EXERCISE:
Look through the data for the string "size". Copy every line where it is found.

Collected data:
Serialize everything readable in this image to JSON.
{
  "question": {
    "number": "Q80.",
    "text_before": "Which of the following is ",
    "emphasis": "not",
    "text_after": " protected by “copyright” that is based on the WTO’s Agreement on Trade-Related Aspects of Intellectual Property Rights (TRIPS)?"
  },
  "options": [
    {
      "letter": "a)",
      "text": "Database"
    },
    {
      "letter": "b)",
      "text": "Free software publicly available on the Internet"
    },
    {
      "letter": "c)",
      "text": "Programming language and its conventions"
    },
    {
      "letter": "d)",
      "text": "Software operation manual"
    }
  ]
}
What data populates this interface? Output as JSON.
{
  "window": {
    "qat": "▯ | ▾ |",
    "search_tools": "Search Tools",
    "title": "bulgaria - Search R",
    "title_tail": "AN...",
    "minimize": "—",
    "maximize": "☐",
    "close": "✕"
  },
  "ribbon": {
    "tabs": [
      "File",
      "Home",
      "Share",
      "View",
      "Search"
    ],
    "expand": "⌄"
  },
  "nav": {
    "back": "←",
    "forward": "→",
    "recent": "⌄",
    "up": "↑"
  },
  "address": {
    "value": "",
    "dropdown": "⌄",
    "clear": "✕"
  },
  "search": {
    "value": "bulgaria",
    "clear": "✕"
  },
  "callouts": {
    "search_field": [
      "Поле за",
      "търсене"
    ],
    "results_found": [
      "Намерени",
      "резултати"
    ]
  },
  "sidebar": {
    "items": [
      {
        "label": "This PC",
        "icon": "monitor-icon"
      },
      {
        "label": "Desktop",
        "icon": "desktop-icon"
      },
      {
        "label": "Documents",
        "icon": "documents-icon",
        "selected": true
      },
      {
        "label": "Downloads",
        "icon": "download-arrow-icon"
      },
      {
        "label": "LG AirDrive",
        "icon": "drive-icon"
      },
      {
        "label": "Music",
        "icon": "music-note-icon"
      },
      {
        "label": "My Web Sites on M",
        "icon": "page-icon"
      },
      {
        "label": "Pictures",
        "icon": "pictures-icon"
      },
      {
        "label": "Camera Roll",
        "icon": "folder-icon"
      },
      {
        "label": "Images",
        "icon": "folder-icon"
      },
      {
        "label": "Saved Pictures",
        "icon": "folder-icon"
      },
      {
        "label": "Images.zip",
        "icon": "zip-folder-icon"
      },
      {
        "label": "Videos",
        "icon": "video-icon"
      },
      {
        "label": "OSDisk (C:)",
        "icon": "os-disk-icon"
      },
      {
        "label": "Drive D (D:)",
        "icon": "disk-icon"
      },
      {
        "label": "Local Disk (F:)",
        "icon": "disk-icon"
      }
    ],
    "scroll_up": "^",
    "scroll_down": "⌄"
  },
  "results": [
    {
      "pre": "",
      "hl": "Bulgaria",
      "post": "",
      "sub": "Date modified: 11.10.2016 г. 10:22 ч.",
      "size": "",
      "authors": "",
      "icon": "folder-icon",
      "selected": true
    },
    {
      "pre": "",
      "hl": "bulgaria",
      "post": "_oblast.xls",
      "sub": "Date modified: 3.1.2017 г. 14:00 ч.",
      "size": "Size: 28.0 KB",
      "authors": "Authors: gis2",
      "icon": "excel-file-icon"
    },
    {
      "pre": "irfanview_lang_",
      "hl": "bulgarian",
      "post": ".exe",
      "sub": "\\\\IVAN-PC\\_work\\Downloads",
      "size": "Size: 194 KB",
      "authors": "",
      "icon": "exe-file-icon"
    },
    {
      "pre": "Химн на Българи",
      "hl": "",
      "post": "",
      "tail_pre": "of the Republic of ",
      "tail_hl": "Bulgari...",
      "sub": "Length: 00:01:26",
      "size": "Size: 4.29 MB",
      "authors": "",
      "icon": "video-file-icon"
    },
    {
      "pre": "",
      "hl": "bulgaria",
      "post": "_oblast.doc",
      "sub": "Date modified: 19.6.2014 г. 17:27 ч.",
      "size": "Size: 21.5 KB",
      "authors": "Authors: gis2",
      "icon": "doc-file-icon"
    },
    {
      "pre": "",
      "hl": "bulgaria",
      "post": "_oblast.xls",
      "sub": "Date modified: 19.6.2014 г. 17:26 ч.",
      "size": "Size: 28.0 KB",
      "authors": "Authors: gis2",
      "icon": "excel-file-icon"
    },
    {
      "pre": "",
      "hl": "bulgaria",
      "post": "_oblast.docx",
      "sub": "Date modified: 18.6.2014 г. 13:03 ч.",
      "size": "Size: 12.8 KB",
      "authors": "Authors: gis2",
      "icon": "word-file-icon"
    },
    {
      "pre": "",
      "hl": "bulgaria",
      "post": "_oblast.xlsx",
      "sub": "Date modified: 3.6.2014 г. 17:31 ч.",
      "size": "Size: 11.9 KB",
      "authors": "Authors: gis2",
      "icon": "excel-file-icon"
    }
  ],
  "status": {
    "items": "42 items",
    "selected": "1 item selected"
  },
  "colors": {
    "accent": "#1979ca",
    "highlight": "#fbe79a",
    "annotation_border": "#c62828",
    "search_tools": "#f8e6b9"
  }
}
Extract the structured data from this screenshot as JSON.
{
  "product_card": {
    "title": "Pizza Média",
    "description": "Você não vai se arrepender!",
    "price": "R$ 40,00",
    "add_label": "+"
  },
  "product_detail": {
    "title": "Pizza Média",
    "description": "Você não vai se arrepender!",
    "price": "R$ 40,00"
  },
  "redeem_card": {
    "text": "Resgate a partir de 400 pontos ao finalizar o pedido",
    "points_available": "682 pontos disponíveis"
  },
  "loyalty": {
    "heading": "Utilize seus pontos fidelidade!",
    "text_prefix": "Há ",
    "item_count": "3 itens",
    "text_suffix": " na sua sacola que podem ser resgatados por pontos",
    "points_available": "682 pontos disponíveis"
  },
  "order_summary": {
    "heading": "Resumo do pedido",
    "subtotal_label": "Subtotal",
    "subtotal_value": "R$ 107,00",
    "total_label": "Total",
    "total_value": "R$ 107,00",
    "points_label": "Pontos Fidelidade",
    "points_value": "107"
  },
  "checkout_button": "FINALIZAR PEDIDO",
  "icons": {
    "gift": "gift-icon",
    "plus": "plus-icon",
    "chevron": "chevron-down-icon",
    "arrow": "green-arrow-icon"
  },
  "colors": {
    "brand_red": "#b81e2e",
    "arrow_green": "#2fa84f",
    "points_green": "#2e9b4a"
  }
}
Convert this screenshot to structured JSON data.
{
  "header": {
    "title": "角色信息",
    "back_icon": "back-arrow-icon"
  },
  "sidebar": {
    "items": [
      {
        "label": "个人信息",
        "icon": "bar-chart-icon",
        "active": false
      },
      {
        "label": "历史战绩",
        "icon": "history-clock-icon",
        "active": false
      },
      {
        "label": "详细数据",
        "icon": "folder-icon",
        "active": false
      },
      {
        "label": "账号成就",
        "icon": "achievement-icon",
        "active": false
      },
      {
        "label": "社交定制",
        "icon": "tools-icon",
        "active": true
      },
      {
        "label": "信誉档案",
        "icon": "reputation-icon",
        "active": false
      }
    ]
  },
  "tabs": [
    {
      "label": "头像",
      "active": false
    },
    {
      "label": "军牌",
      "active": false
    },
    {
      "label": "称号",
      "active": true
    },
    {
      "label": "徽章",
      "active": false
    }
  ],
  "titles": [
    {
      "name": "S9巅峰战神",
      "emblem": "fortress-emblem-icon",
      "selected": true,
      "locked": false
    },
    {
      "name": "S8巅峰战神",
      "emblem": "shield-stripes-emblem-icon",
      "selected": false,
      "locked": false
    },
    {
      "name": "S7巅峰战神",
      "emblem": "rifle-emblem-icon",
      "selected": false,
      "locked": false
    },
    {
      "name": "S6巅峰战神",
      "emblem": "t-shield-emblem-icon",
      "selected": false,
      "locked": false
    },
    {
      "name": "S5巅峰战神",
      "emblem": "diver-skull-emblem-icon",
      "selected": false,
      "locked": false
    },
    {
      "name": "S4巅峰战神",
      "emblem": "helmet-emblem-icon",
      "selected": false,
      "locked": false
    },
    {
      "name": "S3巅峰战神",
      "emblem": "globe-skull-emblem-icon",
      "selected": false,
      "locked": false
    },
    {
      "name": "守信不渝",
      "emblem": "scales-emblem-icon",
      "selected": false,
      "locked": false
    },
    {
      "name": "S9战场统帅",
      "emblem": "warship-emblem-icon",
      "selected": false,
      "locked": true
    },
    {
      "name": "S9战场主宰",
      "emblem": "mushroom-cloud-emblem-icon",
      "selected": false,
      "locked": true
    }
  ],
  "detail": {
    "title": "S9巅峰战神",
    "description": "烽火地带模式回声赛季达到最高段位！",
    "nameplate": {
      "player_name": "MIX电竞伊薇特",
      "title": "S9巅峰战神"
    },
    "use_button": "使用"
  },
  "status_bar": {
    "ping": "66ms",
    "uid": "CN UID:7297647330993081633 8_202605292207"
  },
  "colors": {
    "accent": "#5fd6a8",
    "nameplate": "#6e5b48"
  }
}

WORKED ANSWER:
      "size": "",
      "size": "Size: 28.0 KB",
      "size": "Size: 194 KB",
      "size": "Size: 4.29 MB",
      "size": "Size: 21.5 KB",
      "size": "Size: 28.0 KB",
      "size": "Size: 12.8 KB",
      "size": "Size: 11.9 KB",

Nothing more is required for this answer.